→ RECORDS TO PROCESS:
## START
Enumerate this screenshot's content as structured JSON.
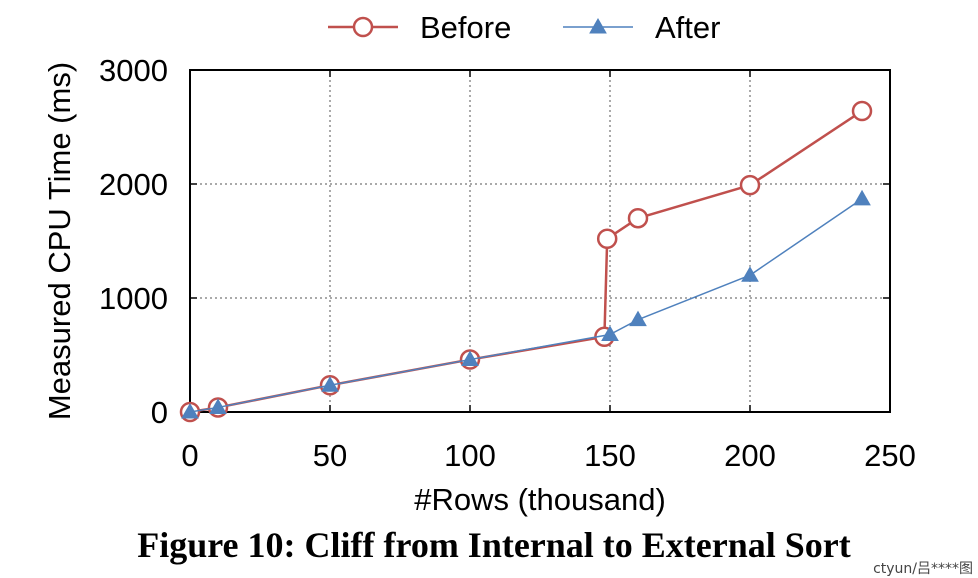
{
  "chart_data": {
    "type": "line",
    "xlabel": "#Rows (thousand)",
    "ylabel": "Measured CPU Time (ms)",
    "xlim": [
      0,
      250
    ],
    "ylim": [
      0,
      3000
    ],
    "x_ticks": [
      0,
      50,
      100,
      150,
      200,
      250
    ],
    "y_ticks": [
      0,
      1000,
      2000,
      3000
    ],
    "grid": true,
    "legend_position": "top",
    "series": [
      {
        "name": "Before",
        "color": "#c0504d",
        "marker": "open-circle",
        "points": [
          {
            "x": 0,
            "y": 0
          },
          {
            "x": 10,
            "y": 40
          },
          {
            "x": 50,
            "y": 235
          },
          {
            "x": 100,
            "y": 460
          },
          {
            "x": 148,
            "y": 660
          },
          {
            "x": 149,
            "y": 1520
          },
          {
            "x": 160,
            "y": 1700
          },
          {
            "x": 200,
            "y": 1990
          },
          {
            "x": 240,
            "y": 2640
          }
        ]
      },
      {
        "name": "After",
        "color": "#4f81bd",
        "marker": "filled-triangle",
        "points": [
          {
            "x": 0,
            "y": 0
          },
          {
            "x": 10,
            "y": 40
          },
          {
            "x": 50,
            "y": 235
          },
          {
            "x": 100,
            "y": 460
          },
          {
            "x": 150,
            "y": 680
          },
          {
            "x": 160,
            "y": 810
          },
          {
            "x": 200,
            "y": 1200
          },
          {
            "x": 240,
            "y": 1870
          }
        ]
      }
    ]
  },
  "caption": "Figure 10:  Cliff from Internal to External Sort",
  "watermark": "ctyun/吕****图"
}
## END
→ WHAT IS BEING ASKED: Write the lines above out again exactly, without any of their pictures.

→ SOLVED EXERCISE:
Enumerate this screenshot's content as structured JSON.
{
  "chart_data": {
    "type": "line",
    "xlabel": "#Rows (thousand)",
    "ylabel": "Measured CPU Time (ms)",
    "xlim": [
      0,
      250
    ],
    "ylim": [
      0,
      3000
    ],
    "x_ticks": [
      0,
      50,
      100,
      150,
      200,
      250
    ],
    "y_ticks": [
      0,
      1000,
      2000,
      3000
    ],
    "grid": true,
    "legend_position": "top",
    "series": [
      {
        "name": "Before",
        "color": "#c0504d",
        "marker": "open-circle",
        "points": [
          {
            "x": 0,
            "y": 0
          },
          {
            "x": 10,
            "y": 40
          },
          {
            "x": 50,
            "y": 235
          },
          {
            "x": 100,
            "y": 460
          },
          {
            "x": 148,
            "y": 660
          },
          {
            "x": 149,
            "y": 1520
          },
          {
            "x": 160,
            "y": 1700
          },
          {
            "x": 200,
            "y": 1990
          },
          {
            "x": 240,
            "y": 2640
          }
        ]
      },
      {
        "name": "After",
        "color": "#4f81bd",
        "marker": "filled-triangle",
        "points": [
          {
            "x": 0,
            "y": 0
          },
          {
            "x": 10,
            "y": 40
          },
          {
            "x": 50,
            "y": 235
          },
          {
            "x": 100,
            "y": 460
          },
          {
            "x": 150,
            "y": 680
          },
          {
            "x": 160,
            "y": 810
          },
          {
            "x": 200,
            "y": 1200
          },
          {
            "x": 240,
            "y": 1870
          }
        ]
      }
    ]
  },
  "caption": "Figure 10:  Cliff from Internal to External Sort",
  "watermark": "ctyun/吕****图"
}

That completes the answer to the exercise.